— DATA SUPPLIED —
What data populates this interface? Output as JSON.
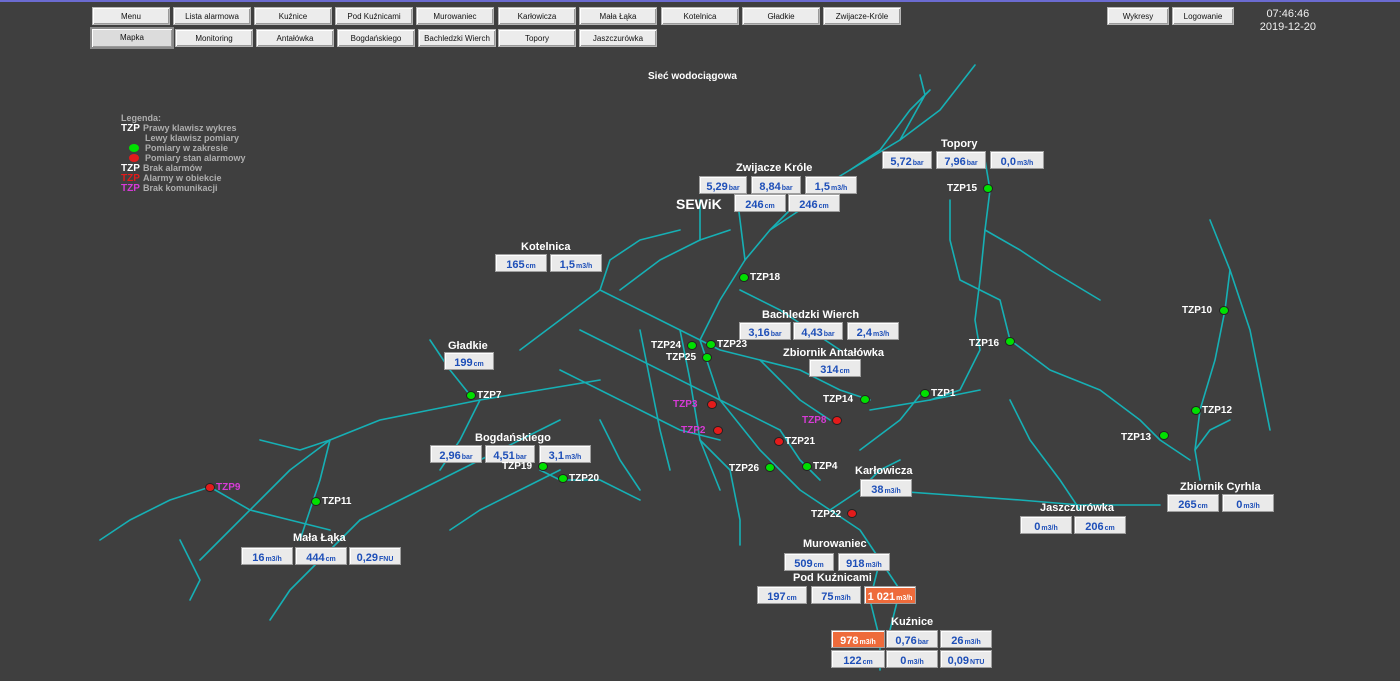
{
  "nav": {
    "row1": [
      "Menu",
      "Lista alarmowa",
      "Kuźnice",
      "Pod Kuźnicami",
      "Murowaniec",
      "Karłowicza",
      "Mała Łąka",
      "Kotelnica",
      "Gładkie",
      "Zwijacze-Króle"
    ],
    "row2": [
      "Mapka",
      "Monitoring",
      "Antałówka",
      "Bogdańskiego",
      "Bachledzki Wierch",
      "Topory",
      "Jaszczurówka"
    ],
    "right": [
      "Wykresy",
      "Logowanie"
    ]
  },
  "clock": {
    "time": "07:46:46",
    "date": "2019-12-20"
  },
  "map_title": "Sieć wodociągowa",
  "logo": "SEWiK",
  "legend": {
    "title": "Legenda:",
    "line1_tag": "TZP",
    "line1": "Prawy klawisz wykres",
    "line2": "Lewy klawisz pomiary",
    "line3": "Pomiary w zakresie",
    "line4": "Pomiary stan alarmowy",
    "line5_tag": "TZP",
    "line5": "Brak alarmów",
    "line6_tag": "TZP",
    "line6": "Alarmy w obiekcie",
    "line7_tag": "TZP",
    "line7": "Brak komunikacji"
  },
  "colors": {
    "pipe": "#16b0b5",
    "ok": "#00e000",
    "alarm": "#e31b1b",
    "nocomm": "#d63bd6",
    "value": "#1e4fb8",
    "alarm_box": "#ee6b3b"
  },
  "stations": {
    "zwijacze": {
      "name": "Zwijacze Króle",
      "b1": {
        "v": "5,29",
        "u": "bar"
      },
      "b2": {
        "v": "8,84",
        "u": "bar"
      },
      "b3": {
        "v": "1,5",
        "u": "m3/h"
      },
      "b4": {
        "v": "246",
        "u": "cm"
      },
      "b5": {
        "v": "246",
        "u": "cm"
      }
    },
    "topory": {
      "name": "Topory",
      "b1": {
        "v": "5,72",
        "u": "bar"
      },
      "b2": {
        "v": "7,96",
        "u": "bar"
      },
      "b3": {
        "v": "0,0",
        "u": "m3/h"
      }
    },
    "kotelnica": {
      "name": "Kotelnica",
      "b1": {
        "v": "165",
        "u": "cm"
      },
      "b2": {
        "v": "1,5",
        "u": "m3/h"
      }
    },
    "bachledzki": {
      "name": "Bachledzki Wierch",
      "b1": {
        "v": "3,16",
        "u": "bar"
      },
      "b2": {
        "v": "4,43",
        "u": "bar"
      },
      "b3": {
        "v": "2,4",
        "u": "m3/h"
      }
    },
    "antalowka": {
      "name": "Zbiornik Antałówka",
      "b1": {
        "v": "314",
        "u": "cm"
      }
    },
    "gladkie": {
      "name": "Gładkie",
      "b1": {
        "v": "199",
        "u": "cm"
      }
    },
    "bogdanskiego": {
      "name": "Bogdańskiego",
      "b1": {
        "v": "2,96",
        "u": "bar"
      },
      "b2": {
        "v": "4,51",
        "u": "bar"
      },
      "b3": {
        "v": "3,1",
        "u": "m3/h"
      }
    },
    "karlowicza": {
      "name": "Karłowicza",
      "b1": {
        "v": "38",
        "u": "m3/h"
      }
    },
    "jaszczurowka": {
      "name": "Jaszczurówka",
      "b1": {
        "v": "0",
        "u": "m3/h"
      },
      "b2": {
        "v": "206",
        "u": "cm"
      }
    },
    "cyrhla": {
      "name": "Zbiornik Cyrhla",
      "b1": {
        "v": "265",
        "u": "cm"
      },
      "b2": {
        "v": "0",
        "u": "m3/h"
      }
    },
    "malalaka": {
      "name": "Mała Łąka",
      "b1": {
        "v": "16",
        "u": "m3/h"
      },
      "b2": {
        "v": "444",
        "u": "cm"
      },
      "b3": {
        "v": "0,29",
        "u": "FNU"
      }
    },
    "murowaniec": {
      "name": "Murowaniec",
      "b1": {
        "v": "509",
        "u": "cm"
      },
      "b2": {
        "v": "918",
        "u": "m3/h"
      }
    },
    "podkuznicami": {
      "name": "Pod Kuźnicami",
      "b1": {
        "v": "197",
        "u": "cm"
      },
      "b2": {
        "v": "75",
        "u": "m3/h"
      },
      "b3": {
        "v": "1 021",
        "u": "m3/h"
      }
    },
    "kuznice": {
      "name": "Kuźnice",
      "b1": {
        "v": "978",
        "u": "m3/h"
      },
      "b2": {
        "v": "0,76",
        "u": "bar"
      },
      "b3": {
        "v": "26",
        "u": "m3/h"
      },
      "b4": {
        "v": "122",
        "u": "cm"
      },
      "b5": {
        "v": "0",
        "u": "m3/h"
      },
      "b6": {
        "v": "0,09",
        "u": "NTU"
      }
    }
  },
  "tzp": [
    {
      "label": "TZP15",
      "status": "ok"
    },
    {
      "label": "TZP18",
      "status": "ok"
    },
    {
      "label": "TZP24",
      "status": "ok"
    },
    {
      "label": "TZP23",
      "status": "ok"
    },
    {
      "label": "TZP25",
      "status": "ok"
    },
    {
      "label": "TZP16",
      "status": "ok"
    },
    {
      "label": "TZP10",
      "status": "ok"
    },
    {
      "label": "TZP7",
      "status": "ok"
    },
    {
      "label": "TZP3",
      "status": "nocomm"
    },
    {
      "label": "TZP2",
      "status": "nocomm"
    },
    {
      "label": "TZP8",
      "status": "nocomm"
    },
    {
      "label": "TZP14",
      "status": "ok"
    },
    {
      "label": "TZP1",
      "status": "ok"
    },
    {
      "label": "TZP12",
      "status": "ok"
    },
    {
      "label": "TZP13",
      "status": "ok"
    },
    {
      "label": "TZP21",
      "status": "alarm"
    },
    {
      "label": "TZP19",
      "status": "ok"
    },
    {
      "label": "TZP20",
      "status": "ok"
    },
    {
      "label": "TZP26",
      "status": "ok"
    },
    {
      "label": "TZP4",
      "status": "ok"
    },
    {
      "label": "TZP9",
      "status": "nocomm"
    },
    {
      "label": "TZP11",
      "status": "ok"
    },
    {
      "label": "TZP22",
      "status": "alarm"
    }
  ]
}
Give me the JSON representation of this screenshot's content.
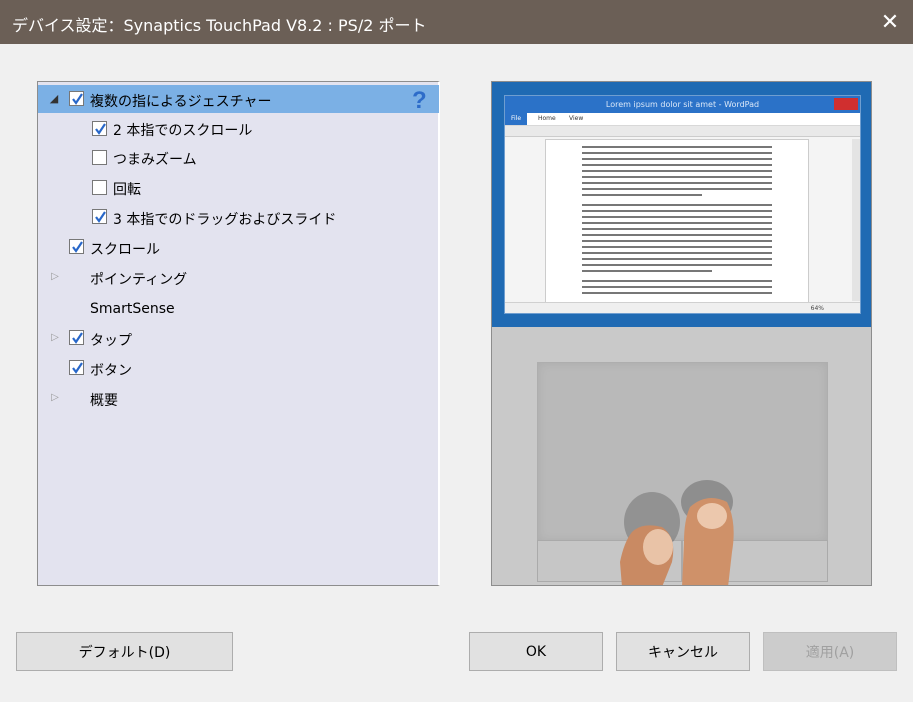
{
  "window": {
    "title": "デバイス設定：Synaptics TouchPad V8.2 : PS/2 ポート",
    "close_glyph": "✕"
  },
  "tree": {
    "help_glyph": "?",
    "items": [
      {
        "label": "複数の指によるジェスチャー",
        "checked": true,
        "expand": "expanded",
        "selected": true
      },
      {
        "label": "2 本指でのスクロール",
        "checked": true
      },
      {
        "label": "つまみズーム",
        "checked": false
      },
      {
        "label": "回転",
        "checked": false
      },
      {
        "label": "3 本指でのドラッグおよびスライド",
        "checked": true
      },
      {
        "label": "スクロール",
        "checked": true
      },
      {
        "label": "ポインティング",
        "expand": "collapsed"
      },
      {
        "label": "SmartSense"
      },
      {
        "label": "タップ",
        "checked": true,
        "expand": "collapsed"
      },
      {
        "label": "ボタン",
        "checked": true
      },
      {
        "label": "概要",
        "expand": "collapsed"
      }
    ]
  },
  "preview": {
    "window_title": "Lorem ipsum dolor sit amet - WordPad",
    "ribbon_file": "File",
    "ribbon_home": "Home",
    "ribbon_view": "View",
    "zoom": "64%"
  },
  "buttons": {
    "default": "デフォルト(D)",
    "ok": "OK",
    "cancel": "キャンセル",
    "apply": "適用(A)"
  },
  "colors": {
    "titlebar": "#6b5f56",
    "selection": "#7bb0e5",
    "tree_bg": "#e3e3ef",
    "check": "#2867c9"
  }
}
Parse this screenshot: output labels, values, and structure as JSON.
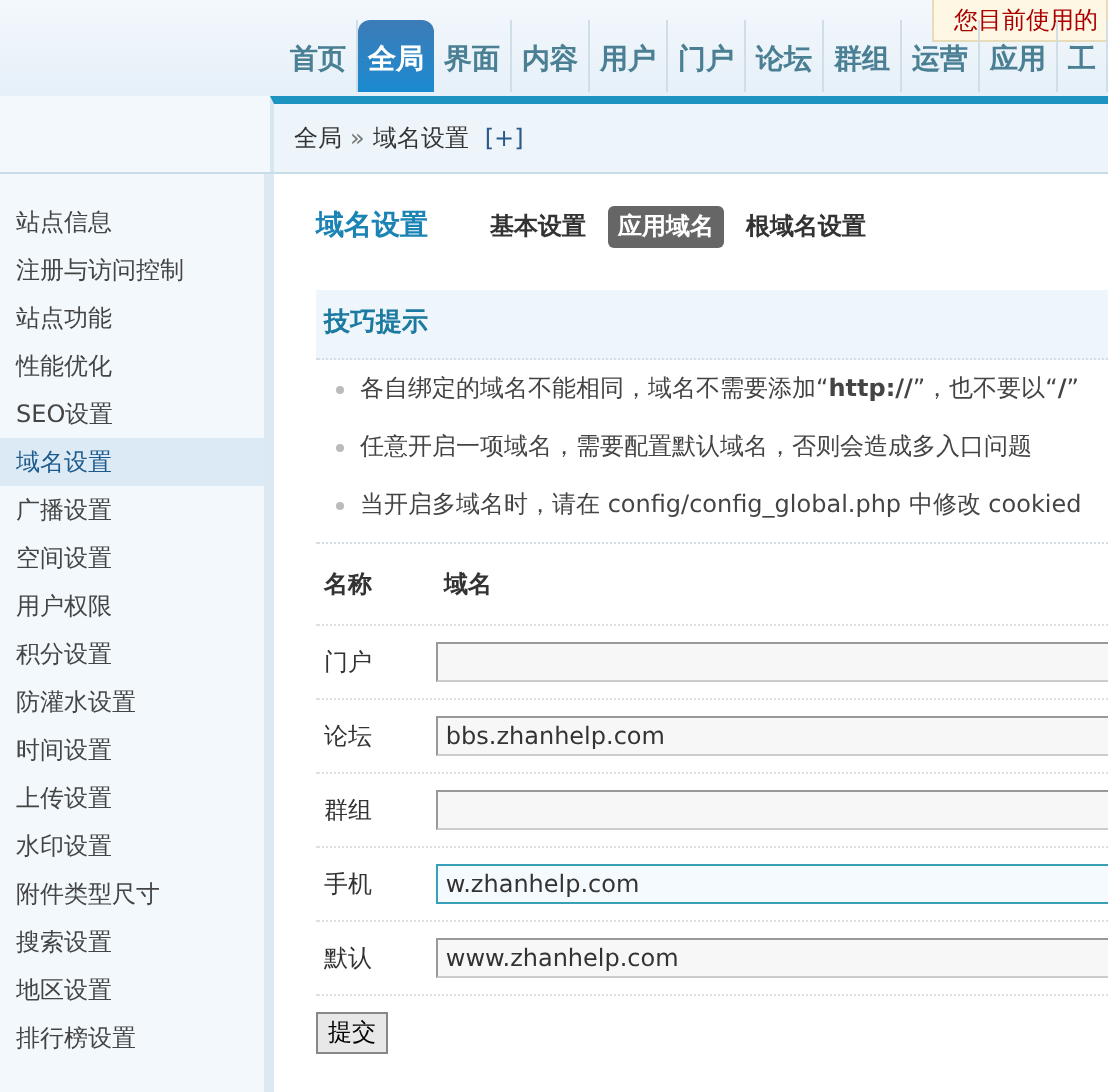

— EXERCISE AIM —
Without the pictures, write out the whole listing above exactly as it appears.

— SOLVED EXERCISE —
What data populates this interface? Output as JSON.
{
  "nav": {
    "row1": [
      "Menu",
      "Lista alarmowa",
      "Kuźnice",
      "Pod Kuźnicami",
      "Murowaniec",
      "Karłowicza",
      "Mała Łąka",
      "Kotelnica",
      "Gładkie",
      "Zwijacze-Króle"
    ],
    "row2": [
      "Mapka",
      "Monitoring",
      "Antałówka",
      "Bogdańskiego",
      "Bachledzki Wierch",
      "Topory",
      "Jaszczurówka"
    ],
    "right": [
      "Wykresy",
      "Logowanie"
    ]
  },
  "clock": {
    "time": "07:46:46",
    "date": "2019-12-20"
  },
  "map_title": "Sieć wodociągowa",
  "logo": "SEWiK",
  "legend": {
    "title": "Legenda:",
    "line1_tag": "TZP",
    "line1": "Prawy klawisz wykres",
    "line2": "Lewy klawisz pomiary",
    "line3": "Pomiary w zakresie",
    "line4": "Pomiary stan alarmowy",
    "line5_tag": "TZP",
    "line5": "Brak alarmów",
    "line6_tag": "TZP",
    "line6": "Alarmy w obiekcie",
    "line7_tag": "TZP",
    "line7": "Brak komunikacji"
  },
  "colors": {
    "pipe": "#16b0b5",
    "ok": "#00e000",
    "alarm": "#e31b1b",
    "nocomm": "#d63bd6",
    "value": "#1e4fb8",
    "alarm_box": "#ee6b3b"
  },
  "stations": {
    "zwijacze": {
      "name": "Zwijacze Króle",
      "b1": {
        "v": "5,29",
        "u": "bar"
      },
      "b2": {
        "v": "8,84",
        "u": "bar"
      },
      "b3": {
        "v": "1,5",
        "u": "m3/h"
      },
      "b4": {
        "v": "246",
        "u": "cm"
      },
      "b5": {
        "v": "246",
        "u": "cm"
      }
    },
    "topory": {
      "name": "Topory",
      "b1": {
        "v": "5,72",
        "u": "bar"
      },
      "b2": {
        "v": "7,96",
        "u": "bar"
      },
      "b3": {
        "v": "0,0",
        "u": "m3/h"
      }
    },
    "kotelnica": {
      "name": "Kotelnica",
      "b1": {
        "v": "165",
        "u": "cm"
      },
      "b2": {
        "v": "1,5",
        "u": "m3/h"
      }
    },
    "bachledzki": {
      "name": "Bachledzki Wierch",
      "b1": {
        "v": "3,16",
        "u": "bar"
      },
      "b2": {
        "v": "4,43",
        "u": "bar"
      },
      "b3": {
        "v": "2,4",
        "u": "m3/h"
      }
    },
    "antalowka": {
      "name": "Zbiornik Antałówka",
      "b1": {
        "v": "314",
        "u": "cm"
      }
    },
    "gladkie": {
      "name": "Gładkie",
      "b1": {
        "v": "199",
        "u": "cm"
      }
    },
    "bogdanskiego": {
      "name": "Bogdańskiego",
      "b1": {
        "v": "2,96",
        "u": "bar"
      },
      "b2": {
        "v": "4,51",
        "u": "bar"
      },
      "b3": {
        "v": "3,1",
        "u": "m3/h"
      }
    },
    "karlowicza": {
      "name": "Karłowicza",
      "b1": {
        "v": "38",
        "u": "m3/h"
      }
    },
    "jaszczurowka": {
      "name": "Jaszczurówka",
      "b1": {
        "v": "0",
        "u": "m3/h"
      },
      "b2": {
        "v": "206",
        "u": "cm"
      }
    },
    "cyrhla": {
      "name": "Zbiornik Cyrhla",
      "b1": {
        "v": "265",
        "u": "cm"
      },
      "b2": {
        "v": "0",
        "u": "m3/h"
      }
    },
    "malalaka": {
      "name": "Mała Łąka",
      "b1": {
        "v": "16",
        "u": "m3/h"
      },
      "b2": {
        "v": "444",
        "u": "cm"
      },
      "b3": {
        "v": "0,29",
        "u": "FNU"
      }
    },
    "murowaniec": {
      "name": "Murowaniec",
      "b1": {
        "v": "509",
        "u": "cm"
      },
      "b2": {
        "v": "918",
        "u": "m3/h"
      }
    },
    "podkuznicami": {
      "name": "Pod Kuźnicami",
      "b1": {
        "v": "197",
        "u": "cm"
      },
      "b2": {
        "v": "75",
        "u": "m3/h"
      },
      "b3": {
        "v": "1 021",
        "u": "m3/h"
      }
    },
    "kuznice": {
      "name": "Kuźnice",
      "b1": {
        "v": "978",
        "u": "m3/h"
      },
      "b2": {
        "v": "0,76",
        "u": "bar"
      },
      "b3": {
        "v": "26",
        "u": "m3/h"
      },
      "b4": {
        "v": "122",
        "u": "cm"
      },
      "b5": {
        "v": "0",
        "u": "m3/h"
      },
      "b6": {
        "v": "0,09",
        "u": "NTU"
      }
    }
  },
  "tzp": [
    {
      "label": "TZP15",
      "status": "ok"
    },
    {
      "label": "TZP18",
      "status": "ok"
    },
    {
      "label": "TZP24",
      "status": "ok"
    },
    {
      "label": "TZP23",
      "status": "ok"
    },
    {
      "label": "TZP25",
      "status": "ok"
    },
    {
      "label": "TZP16",
      "status": "ok"
    },
    {
      "label": "TZP10",
      "status": "ok"
    },
    {
      "label": "TZP7",
      "status": "ok"
    },
    {
      "label": "TZP3",
      "status": "nocomm"
    },
    {
      "label": "TZP2",
      "status": "nocomm"
    },
    {
      "label": "TZP8",
      "status": "nocomm"
    },
    {
      "label": "TZP14",
      "status": "ok"
    },
    {
      "label": "TZP1",
      "status": "ok"
    },
    {
      "label": "TZP12",
      "status": "ok"
    },
    {
      "label": "TZP13",
      "status": "ok"
    },
    {
      "label": "TZP21",
      "status": "alarm"
    },
    {
      "label": "TZP19",
      "status": "ok"
    },
    {
      "label": "TZP20",
      "status": "ok"
    },
    {
      "label": "TZP26",
      "status": "ok"
    },
    {
      "label": "TZP4",
      "status": "ok"
    },
    {
      "label": "TZP9",
      "status": "nocomm"
    },
    {
      "label": "TZP11",
      "status": "ok"
    },
    {
      "label": "TZP22",
      "status": "alarm"
    }
  ]
}
Give me the JSON representation of this screenshot's content.
{
  "window": {
    "title": "デバイス設定：Synaptics TouchPad V8.2 : PS/2 ポート",
    "close_glyph": "✕"
  },
  "tree": {
    "help_glyph": "?",
    "items": [
      {
        "label": "複数の指によるジェスチャー",
        "checked": true,
        "expand": "expanded",
        "selected": true
      },
      {
        "label": "2 本指でのスクロール",
        "checked": true
      },
      {
        "label": "つまみズーム",
        "checked": false
      },
      {
        "label": "回転",
        "checked": false
      },
      {
        "label": "3 本指でのドラッグおよびスライド",
        "checked": true
      },
      {
        "label": "スクロール",
        "checked": true
      },
      {
        "label": "ポインティング",
        "expand": "collapsed"
      },
      {
        "label": "SmartSense"
      },
      {
        "label": "タップ",
        "checked": true,
        "expand": "collapsed"
      },
      {
        "label": "ボタン",
        "checked": true
      },
      {
        "label": "概要",
        "expand": "collapsed"
      }
    ]
  },
  "preview": {
    "window_title": "Lorem ipsum dolor sit amet - WordPad",
    "ribbon_file": "File",
    "ribbon_home": "Home",
    "ribbon_view": "View",
    "zoom": "64%"
  },
  "buttons": {
    "default": "デフォルト(D)",
    "ok": "OK",
    "cancel": "キャンセル",
    "apply": "適用(A)"
  },
  "colors": {
    "titlebar": "#6b5f56",
    "selection": "#7bb0e5",
    "tree_bg": "#e3e3ef",
    "check": "#2867c9"
  }
}
Parse this screenshot: output labels, values, and structure as JSON.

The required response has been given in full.